■ **Material for the task**
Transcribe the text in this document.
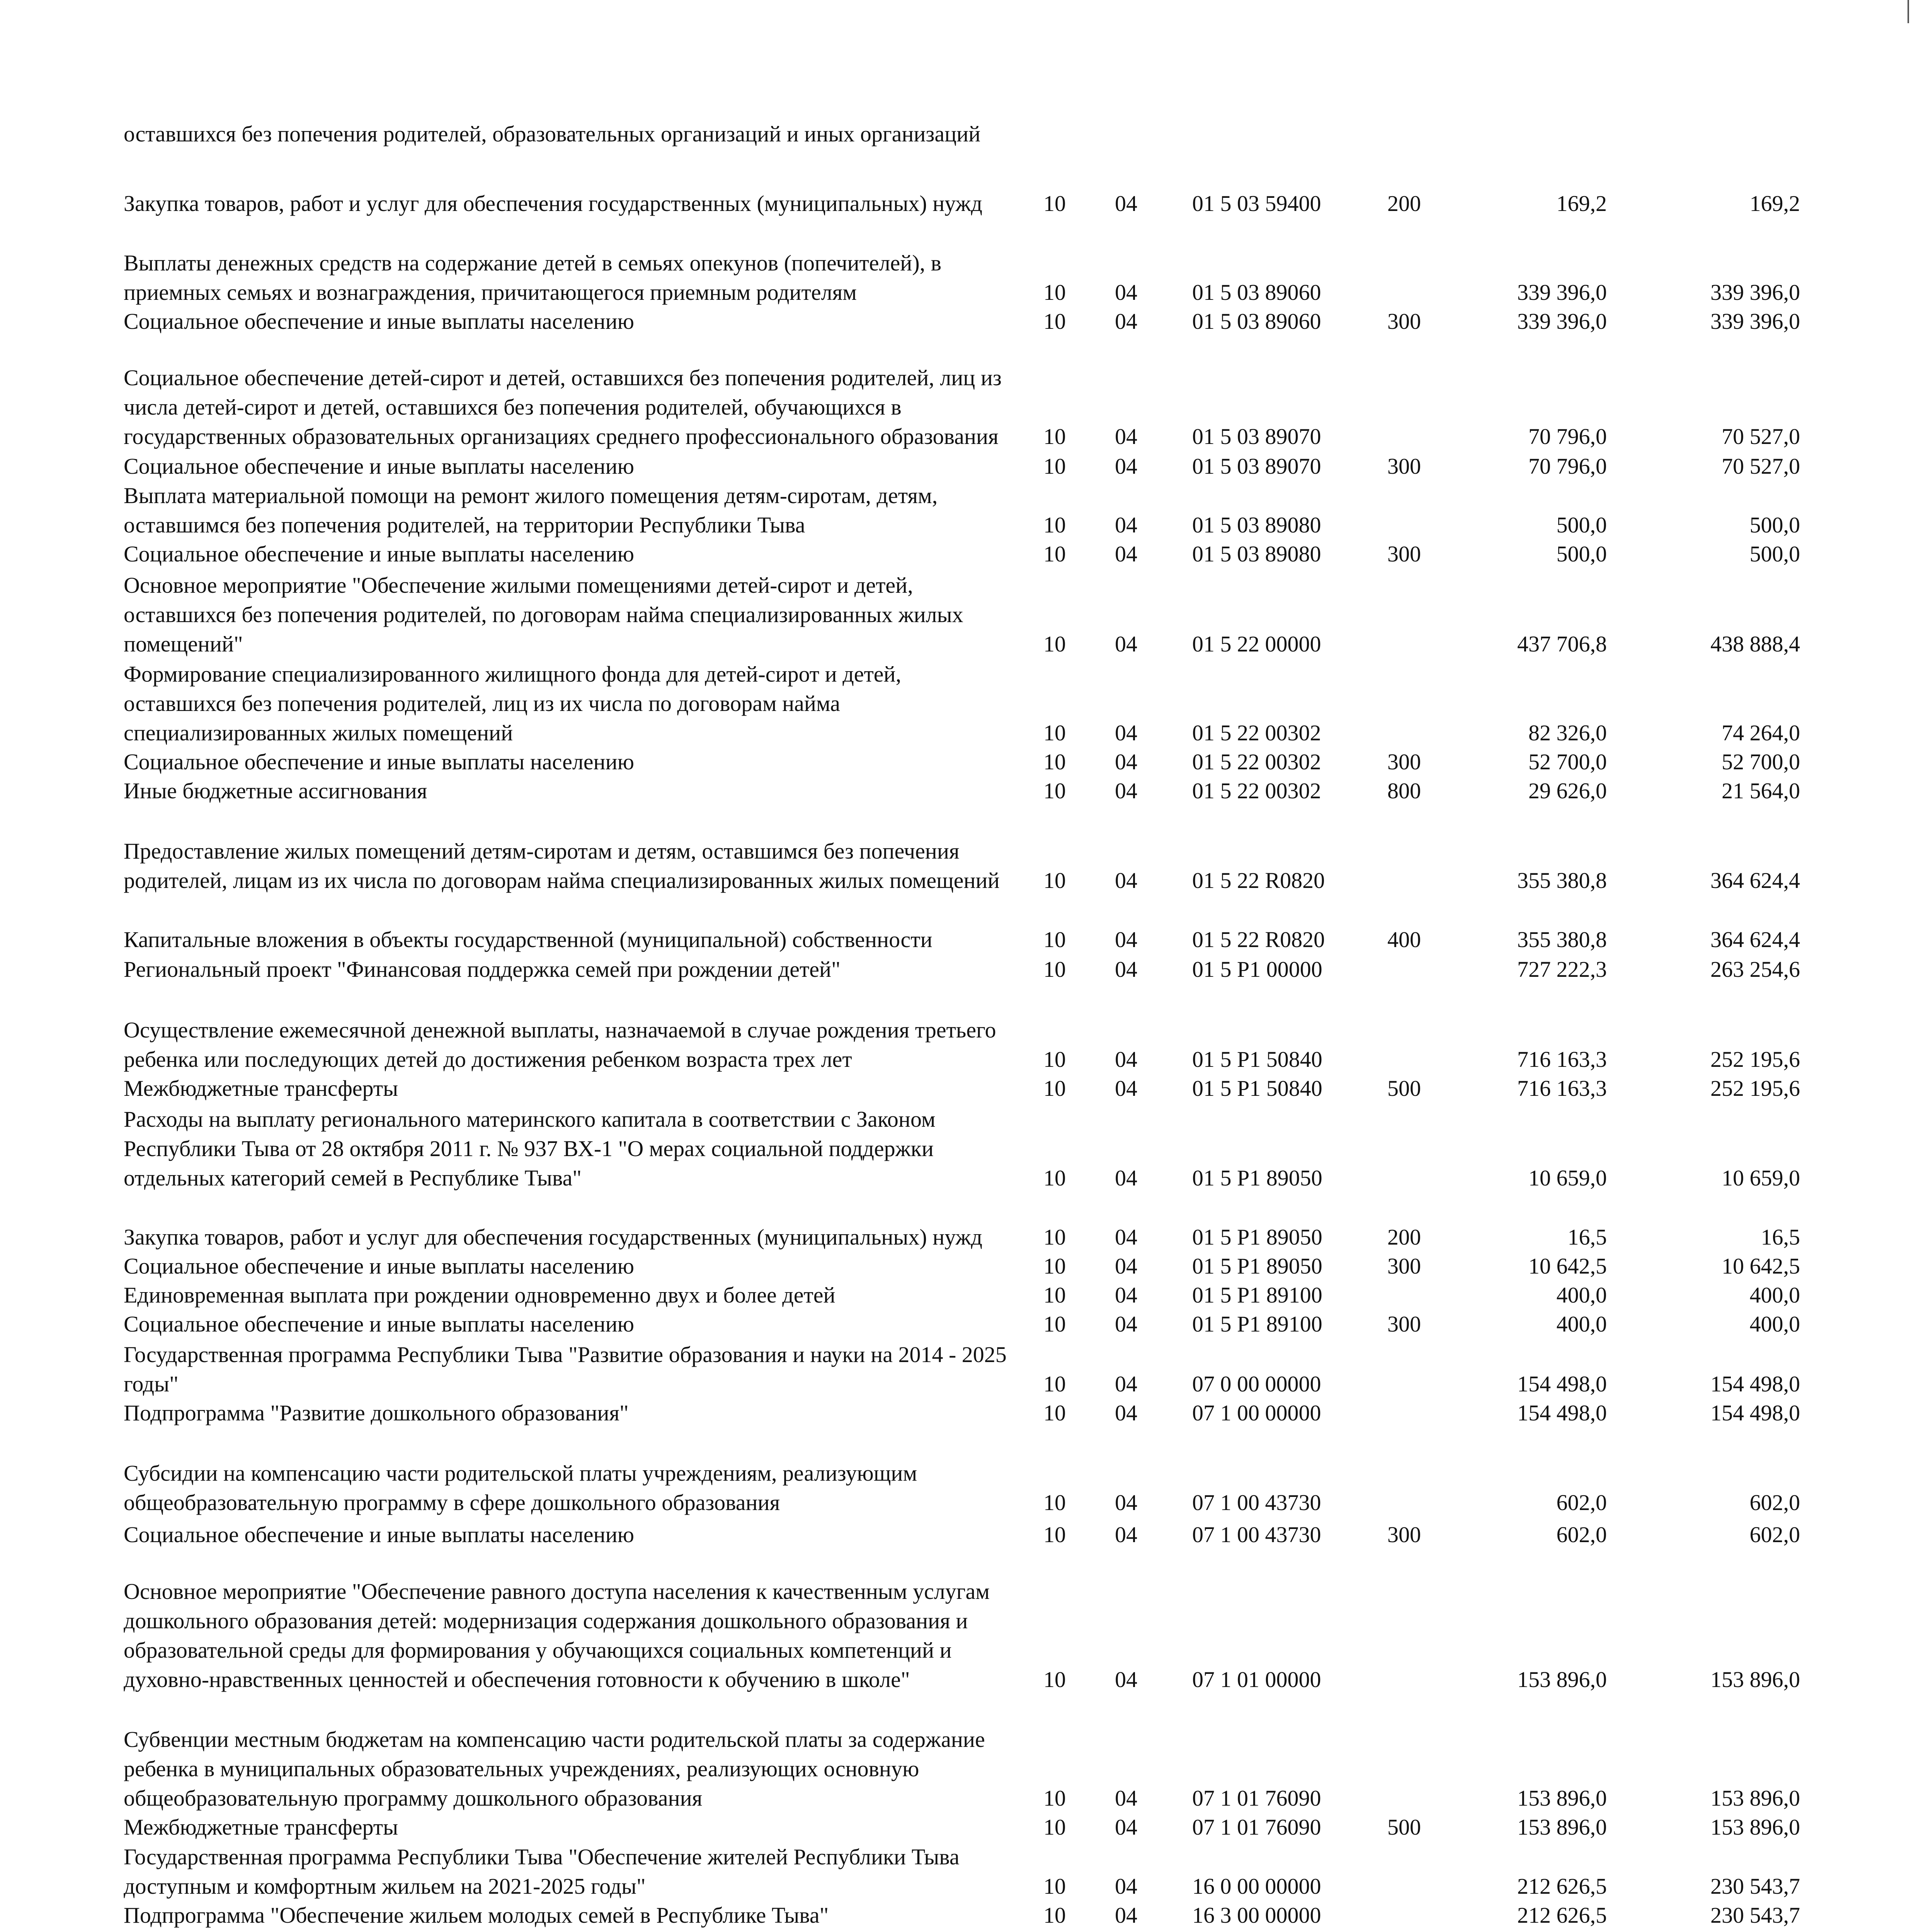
оставшихся без попечения родителей, образовательных организаций и иных организаций
Закупка товаров, работ и услуг для обеспечения государственных (муниципальных) нужд	10 04 01 5 03 59400	200	169,2	169,2
Выплаты денежных средств на содержание детей в семьях опекунов (попечителей), в приемных семьях и вознаграждения, причитающегося приемным родителям	10 04 01 5 03 89060	339 396,0	339 396,0
Социальное обеспечение и иные выплаты населению	10 04 01 5 03 89060	300	339 396,0	339 396,0
Социальное обеспечение детей-сирот и детей, оставшихся без попечения родителей, лиц из числа детей-сирот и детей, оставшихся без попечения родителей, обучающихся в государственных образовательных организациях среднего профессионального образования	10 04 01 5 03 89070	70 796,0	70 527,0
Социальное обеспечение и иные выплаты населению	10 04 01 5 03 89070	300	70 796,0	70 527,0
Выплата материальной помощи на ремонт жилого помещения детям-сиротам, детям, оставшимся без попечения родителей, на территории Республики Тыва	10 04 01 5 03 89080	500,0	500,0
Социальное обеспечение и иные выплаты населению	10 04 01 5 03 89080	300	500,0	500,0
Основное мероприятие "Обеспечение жилыми помещениями детей-сирот и детей, оставшихся без попечения родителей, по договорам найма специализированных жилых помещений"	10 04 01 5 22 00000	437 706,8	438 888,4
Формирование специализированного жилищного фонда для детей-сирот и детей, оставшихся без попечения родителей, лиц из их числа по договорам найма специализированных жилых помещений	10 04 01 5 22 00302	82 326,0	74 264,0
Социальное обеспечение и иные выплаты населению	10 04 01 5 22 00302	300	52 700,0	52 700,0
Иные бюджетные ассигнования	10 04 01 5 22 00302	800	29 626,0	21 564,0
Предоставление жилых помещений детям-сиротам и детям, оставшимся без попечения родителей, лицам из их числа по договорам найма специализированных жилых помещений	10 04 01 5 22 R0820	355 380,8	364 624,4
Капитальные вложения в объекты государственной (муниципальной) собственности	10 04 01 5 22 R0820	400	355 380,8	364 624,4
Региональный проект "Финансовая поддержка семей при рождении детей"	10 04 01 5 P1 00000	727 222,3	263 254,6
Осуществление ежемесячной денежной выплаты, назначаемой в случае рождения третьего ребенка или последующих детей до достижения ребенком возраста трех лет	10 04 01 5 P1 50840	716 163,3	252 195,6
Межбюджетные трансферты	10 04 01 5 P1 50840	500	716 163,3	252 195,6
Расходы на выплату регионального материнского капитала в соответствии с Законом Республики Тыва от 28 октября 2011 г. № 937 ВХ-1 "О мерах социальной поддержки отдельных категорий семей в Республике Тыва"	10 04 01 5 P1 89050	10 659,0	10 659,0
Закупка товаров, работ и услуг для обеспечения государственных (муниципальных) нужд	10 04 01 5 P1 89050	200	16,5	16,5
Социальное обеспечение и иные выплаты населению	10 04 01 5 P1 89050	300	10 642,5	10 642,5
Единовременная выплата при рождении одновременно двух и более детей	10 04 01 5 P1 89100	400,0	400,0
Социальное обеспечение и иные выплаты населению	10 04 01 5 P1 89100	300	400,0	400,0
Государственная программа Республики Тыва "Развитие образования и науки на 2014 - 2025 годы"	10 04 07 0 00 00000	154 498,0	154 498,0
Подпрограмма "Развитие дошкольного образования"	10 04 07 1 00 00000	154 498,0	154 498,0
Субсидии на компенсацию части родительской платы учреждениям, реализующим общеобразовательную программу в сфере дошкольного образования	10 04 07 1 00 43730	602,0	602,0
Социальное обеспечение и иные выплаты населению	10 04 07 1 00 43730	300	602,0	602,0
Основное мероприятие "Обеспечение равного доступа населения к качественным услугам дошкольного образования детей: модернизация содержания дошкольного образования и образовательной среды для формирования у обучающихся социальных компетенций и духовно-нравственных ценностей и обеспечения готовности к обучению в школе"	10 04 07 1 01 00000	153 896,0	153 896,0
Субвенции местным бюджетам на компенсацию части родительской платы за содержание ребенка в муниципальных образовательных учреждениях, реализующих основную общеобразовательную программу дошкольного образования	10 04 07 1 01 76090	153 896,0	153 896,0
Межбюджетные трансферты	10 04 07 1 01 76090	500	153 896,0	153 896,0
Государственная программа Республики Тыва "Обеспечение жителей Республики Тыва доступным и комфортным жильем на 2021-2025 годы"	10 04 16 0 00 00000	212 626,5	230 543,7
Подпрограмма "Обеспечение жильем молодых семей в Республике Тыва"	10 04 16 3 00 00000	212 626,5	230 543,7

■ **Request**
Every record above should be written out again without change, except that the pictures are left out.

■ **Result for this task**
Transcribe the text in this document.
оставшихся без попечения родителей, образовательных организаций и иных организаций
Закупка товаров, работ и услуг для обеспечения государственных (муниципальных) нужд	10 04 01 5 03 59400	200	169,2	169,2
Выплаты денежных средств на содержание детей в семьях опекунов (попечителей), в приемных семьях и вознаграждения, причитающегося приемным родителям	10 04 01 5 03 89060	339 396,0	339 396,0
Социальное обеспечение и иные выплаты населению	10 04 01 5 03 89060	300	339 396,0	339 396,0
Социальное обеспечение детей-сирот и детей, оставшихся без попечения родителей, лиц из числа детей-сирот и детей, оставшихся без попечения родителей, обучающихся в государственных образовательных организациях среднего профессионального образования	10 04 01 5 03 89070	70 796,0	70 527,0
Социальное обеспечение и иные выплаты населению	10 04 01 5 03 89070	300	70 796,0	70 527,0
Выплата материальной помощи на ремонт жилого помещения детям-сиротам, детям, оставшимся без попечения родителей, на территории Республики Тыва	10 04 01 5 03 89080	500,0	500,0
Социальное обеспечение и иные выплаты населению	10 04 01 5 03 89080	300	500,0	500,0
Основное мероприятие "Обеспечение жилыми помещениями детей-сирот и детей, оставшихся без попечения родителей, по договорам найма специализированных жилых помещений"	10 04 01 5 22 00000	437 706,8	438 888,4
Формирование специализированного жилищного фонда для детей-сирот и детей, оставшихся без попечения родителей, лиц из их числа по договорам найма специализированных жилых помещений	10 04 01 5 22 00302	82 326,0	74 264,0
Социальное обеспечение и иные выплаты населению	10 04 01 5 22 00302	300	52 700,0	52 700,0
Иные бюджетные ассигнования	10 04 01 5 22 00302	800	29 626,0	21 564,0
Предоставление жилых помещений детям-сиротам и детям, оставшимся без попечения родителей, лицам из их числа по договорам найма специализированных жилых помещений	10 04 01 5 22 R0820	355 380,8	364 624,4
Капитальные вложения в объекты государственной (муниципальной) собственности	10 04 01 5 22 R0820	400	355 380,8	364 624,4
Региональный проект "Финансовая поддержка семей при рождении детей"	10 04 01 5 P1 00000	727 222,3	263 254,6
Осуществление ежемесячной денежной выплаты, назначаемой в случае рождения третьего ребенка или последующих детей до достижения ребенком возраста трех лет	10 04 01 5 P1 50840	716 163,3	252 195,6
Межбюджетные трансферты	10 04 01 5 P1 50840	500	716 163,3	252 195,6
Расходы на выплату регионального материнского капитала в соответствии с Законом Республики Тыва от 28 октября 2011 г. № 937 ВХ-1 "О мерах социальной поддержки отдельных категорий семей в Республике Тыва"	10 04 01 5 P1 89050	10 659,0	10 659,0
Закупка товаров, работ и услуг для обеспечения государственных (муниципальных) нужд	10 04 01 5 P1 89050	200	16,5	16,5
Социальное обеспечение и иные выплаты населению	10 04 01 5 P1 89050	300	10 642,5	10 642,5
Единовременная выплата при рождении одновременно двух и более детей	10 04 01 5 P1 89100	400,0	400,0
Социальное обеспечение и иные выплаты населению	10 04 01 5 P1 89100	300	400,0	400,0
Государственная программа Республики Тыва "Развитие образования и науки на 2014 - 2025 годы"	10 04 07 0 00 00000	154 498,0	154 498,0
Подпрограмма "Развитие дошкольного образования"	10 04 07 1 00 00000	154 498,0	154 498,0
Субсидии на компенсацию части родительской платы учреждениям, реализующим общеобразовательную программу в сфере дошкольного образования	10 04 07 1 00 43730	602,0	602,0
Социальное обеспечение и иные выплаты населению	10 04 07 1 00 43730	300	602,0	602,0
Основное мероприятие "Обеспечение равного доступа населения к качественным услугам дошкольного образования детей: модернизация содержания дошкольного образования и образовательной среды для формирования у обучающихся социальных компетенций и духовно-нравственных ценностей и обеспечения готовности к обучению в школе"	10 04 07 1 01 00000	153 896,0	153 896,0
Субвенции местным бюджетам на компенсацию части родительской платы за содержание ребенка в муниципальных образовательных учреждениях, реализующих основную общеобразовательную программу дошкольного образования	10 04 07 1 01 76090	153 896,0	153 896,0
Межбюджетные трансферты	10 04 07 1 01 76090	500	153 896,0	153 896,0
Государственная программа Республики Тыва "Обеспечение жителей Республики Тыва доступным и комфортным жильем на 2021-2025 годы"	10 04 16 0 00 00000	212 626,5	230 543,7
Подпрограмма "Обеспечение жильем молодых семей в Республике Тыва"	10 04 16 3 00 00000	212 626,5	230 543,7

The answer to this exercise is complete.